▶ [Requirement] Make an exact copy of the lines, leaving the pictures out.
# start of Record set
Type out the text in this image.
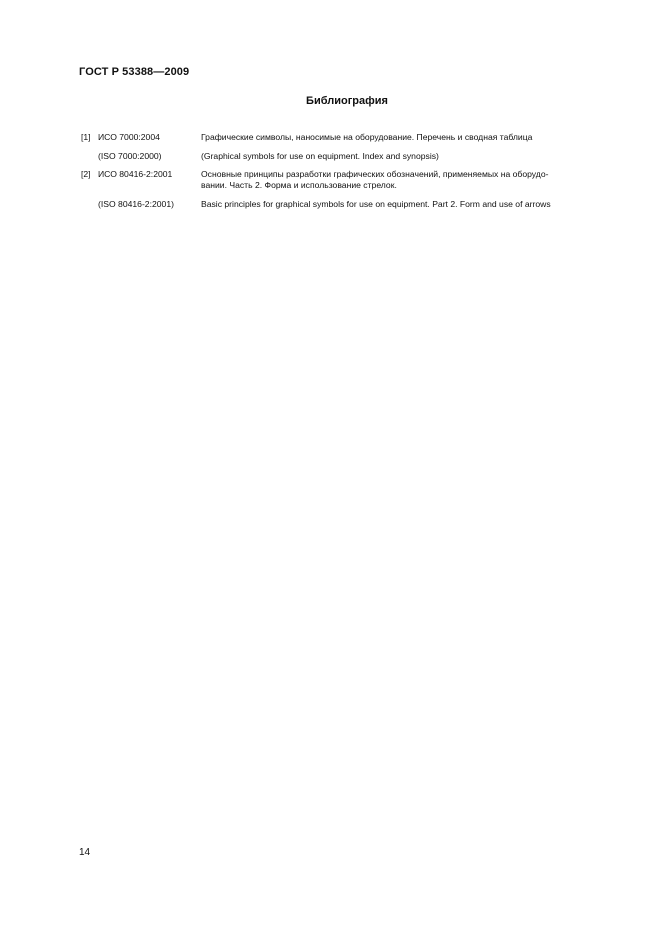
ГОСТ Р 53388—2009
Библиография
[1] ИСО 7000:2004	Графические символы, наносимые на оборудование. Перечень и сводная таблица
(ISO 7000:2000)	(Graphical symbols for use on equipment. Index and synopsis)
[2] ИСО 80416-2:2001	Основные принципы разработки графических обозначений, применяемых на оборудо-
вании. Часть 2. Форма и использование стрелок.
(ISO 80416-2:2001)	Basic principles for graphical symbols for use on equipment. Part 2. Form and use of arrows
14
# end of Record set
▶ [Result below]
Type out the text in this image.
ГОСТ Р 53388—2009
Библиография
[1] ИСО 7000:2004	Графические символы, наносимые на оборудование. Перечень и сводная таблица
(ISO 7000:2000)	(Graphical symbols for use on equipment. Index and synopsis)
[2] ИСО 80416-2:2001	Основные принципы разработки графических обозначений, применяемых на оборудо-
вании. Часть 2. Форма и использование стрелок.
(ISO 80416-2:2001)	Basic principles for graphical symbols for use on equipment. Part 2. Form and use of arrows
14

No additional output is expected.